Job: Quote the data word for word, everything from its first line down to and including the line containing "transaction-amount-label: $32,813,600 bbox=[173, 647, 284, 669]".

Input data:
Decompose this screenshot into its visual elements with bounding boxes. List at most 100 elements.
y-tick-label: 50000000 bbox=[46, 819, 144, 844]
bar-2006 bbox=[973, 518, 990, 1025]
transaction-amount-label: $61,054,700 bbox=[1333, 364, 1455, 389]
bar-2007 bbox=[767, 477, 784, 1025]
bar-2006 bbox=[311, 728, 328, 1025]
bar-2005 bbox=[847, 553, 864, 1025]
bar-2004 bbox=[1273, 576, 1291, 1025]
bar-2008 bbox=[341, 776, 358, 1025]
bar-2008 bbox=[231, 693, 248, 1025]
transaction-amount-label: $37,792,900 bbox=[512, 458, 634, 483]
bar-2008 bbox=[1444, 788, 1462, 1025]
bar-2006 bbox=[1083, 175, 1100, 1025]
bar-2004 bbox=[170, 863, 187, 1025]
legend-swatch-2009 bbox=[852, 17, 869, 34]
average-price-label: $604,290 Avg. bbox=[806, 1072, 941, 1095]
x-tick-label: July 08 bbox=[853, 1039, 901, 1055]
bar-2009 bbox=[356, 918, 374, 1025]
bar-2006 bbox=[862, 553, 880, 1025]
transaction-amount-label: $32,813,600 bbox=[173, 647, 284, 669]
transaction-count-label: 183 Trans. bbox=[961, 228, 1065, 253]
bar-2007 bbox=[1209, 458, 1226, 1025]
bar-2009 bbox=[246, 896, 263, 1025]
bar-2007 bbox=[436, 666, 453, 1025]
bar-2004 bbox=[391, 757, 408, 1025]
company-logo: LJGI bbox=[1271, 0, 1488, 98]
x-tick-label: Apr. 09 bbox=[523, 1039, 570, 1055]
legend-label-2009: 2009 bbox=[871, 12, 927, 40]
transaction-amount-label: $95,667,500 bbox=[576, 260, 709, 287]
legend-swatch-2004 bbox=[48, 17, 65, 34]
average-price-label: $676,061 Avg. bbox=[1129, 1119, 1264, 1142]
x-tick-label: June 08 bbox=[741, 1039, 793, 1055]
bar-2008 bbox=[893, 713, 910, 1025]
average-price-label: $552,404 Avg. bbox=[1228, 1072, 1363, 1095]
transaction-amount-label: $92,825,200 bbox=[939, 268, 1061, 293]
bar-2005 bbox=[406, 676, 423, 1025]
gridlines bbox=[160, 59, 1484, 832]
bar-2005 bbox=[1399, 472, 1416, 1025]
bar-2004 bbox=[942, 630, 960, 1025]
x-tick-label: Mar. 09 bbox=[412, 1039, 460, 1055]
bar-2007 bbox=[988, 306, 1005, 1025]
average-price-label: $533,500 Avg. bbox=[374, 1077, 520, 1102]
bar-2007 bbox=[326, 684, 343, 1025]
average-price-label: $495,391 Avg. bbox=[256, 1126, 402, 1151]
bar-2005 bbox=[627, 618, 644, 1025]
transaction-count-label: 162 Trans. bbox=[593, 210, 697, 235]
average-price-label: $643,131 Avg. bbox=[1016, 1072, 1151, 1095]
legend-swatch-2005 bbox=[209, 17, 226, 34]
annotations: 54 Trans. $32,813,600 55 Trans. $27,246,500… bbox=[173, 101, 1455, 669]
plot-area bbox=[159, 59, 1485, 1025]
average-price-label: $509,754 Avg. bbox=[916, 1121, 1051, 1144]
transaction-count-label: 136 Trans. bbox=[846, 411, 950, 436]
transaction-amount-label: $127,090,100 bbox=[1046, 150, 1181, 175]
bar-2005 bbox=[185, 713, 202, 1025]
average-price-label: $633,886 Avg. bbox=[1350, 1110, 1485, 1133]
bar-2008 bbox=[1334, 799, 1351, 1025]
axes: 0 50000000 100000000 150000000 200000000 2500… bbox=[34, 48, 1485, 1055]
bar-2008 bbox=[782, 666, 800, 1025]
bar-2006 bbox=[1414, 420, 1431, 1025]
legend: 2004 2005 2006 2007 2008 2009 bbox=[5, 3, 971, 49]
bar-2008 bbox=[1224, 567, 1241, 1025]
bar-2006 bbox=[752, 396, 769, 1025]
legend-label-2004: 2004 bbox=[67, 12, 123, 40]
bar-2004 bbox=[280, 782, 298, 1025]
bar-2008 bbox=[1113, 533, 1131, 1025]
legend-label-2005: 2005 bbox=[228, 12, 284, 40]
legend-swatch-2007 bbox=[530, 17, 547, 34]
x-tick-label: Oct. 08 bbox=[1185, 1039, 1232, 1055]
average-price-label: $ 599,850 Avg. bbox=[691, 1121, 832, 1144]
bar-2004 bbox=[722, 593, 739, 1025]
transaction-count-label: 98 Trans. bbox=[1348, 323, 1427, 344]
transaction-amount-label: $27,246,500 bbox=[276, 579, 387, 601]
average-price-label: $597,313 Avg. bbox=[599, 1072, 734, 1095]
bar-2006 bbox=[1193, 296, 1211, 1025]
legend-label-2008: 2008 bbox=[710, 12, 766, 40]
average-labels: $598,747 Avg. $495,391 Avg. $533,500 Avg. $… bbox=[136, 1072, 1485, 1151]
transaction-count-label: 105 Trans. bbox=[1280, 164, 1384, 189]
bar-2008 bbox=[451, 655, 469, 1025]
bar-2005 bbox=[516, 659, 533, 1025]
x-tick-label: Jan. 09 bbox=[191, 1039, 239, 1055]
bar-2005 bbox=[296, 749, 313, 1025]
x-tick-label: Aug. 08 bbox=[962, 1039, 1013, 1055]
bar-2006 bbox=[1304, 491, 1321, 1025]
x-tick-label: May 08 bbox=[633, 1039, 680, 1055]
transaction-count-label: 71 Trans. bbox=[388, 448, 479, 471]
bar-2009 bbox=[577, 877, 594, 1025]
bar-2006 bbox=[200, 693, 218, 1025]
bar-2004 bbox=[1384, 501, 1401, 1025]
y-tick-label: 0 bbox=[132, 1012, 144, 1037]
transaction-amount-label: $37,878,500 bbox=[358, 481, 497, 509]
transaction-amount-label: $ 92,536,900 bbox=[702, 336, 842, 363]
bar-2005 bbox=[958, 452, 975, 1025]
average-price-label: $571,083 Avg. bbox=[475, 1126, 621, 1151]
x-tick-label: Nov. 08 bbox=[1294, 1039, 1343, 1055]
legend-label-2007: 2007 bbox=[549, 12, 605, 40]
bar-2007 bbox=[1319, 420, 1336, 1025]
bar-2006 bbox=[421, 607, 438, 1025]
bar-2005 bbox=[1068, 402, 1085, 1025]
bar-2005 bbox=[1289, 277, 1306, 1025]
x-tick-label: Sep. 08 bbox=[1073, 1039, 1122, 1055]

Written response:
Decompose this screenshot into its visual elements with bounding boxes. List at most 100 elements.
y-tick-label: 50000000 bbox=[46, 819, 144, 844]
bar-2006 bbox=[973, 518, 990, 1025]
transaction-amount-label: $61,054,700 bbox=[1333, 364, 1455, 389]
bar-2007 bbox=[767, 477, 784, 1025]
bar-2006 bbox=[311, 728, 328, 1025]
bar-2005 bbox=[847, 553, 864, 1025]
bar-2004 bbox=[1273, 576, 1291, 1025]
bar-2008 bbox=[341, 776, 358, 1025]
bar-2008 bbox=[231, 693, 248, 1025]
transaction-amount-label: $37,792,900 bbox=[512, 458, 634, 483]
bar-2008 bbox=[1444, 788, 1462, 1025]
bar-2006 bbox=[1083, 175, 1100, 1025]
bar-2004 bbox=[170, 863, 187, 1025]
legend-swatch-2009 bbox=[852, 17, 869, 34]
average-price-label: $604,290 Avg. bbox=[806, 1072, 941, 1095]
x-tick-label: July 08 bbox=[853, 1039, 901, 1055]
bar-2009 bbox=[356, 918, 374, 1025]
bar-2006 bbox=[862, 553, 880, 1025]
transaction-amount-label: $32,813,600 bbox=[173, 647, 284, 669]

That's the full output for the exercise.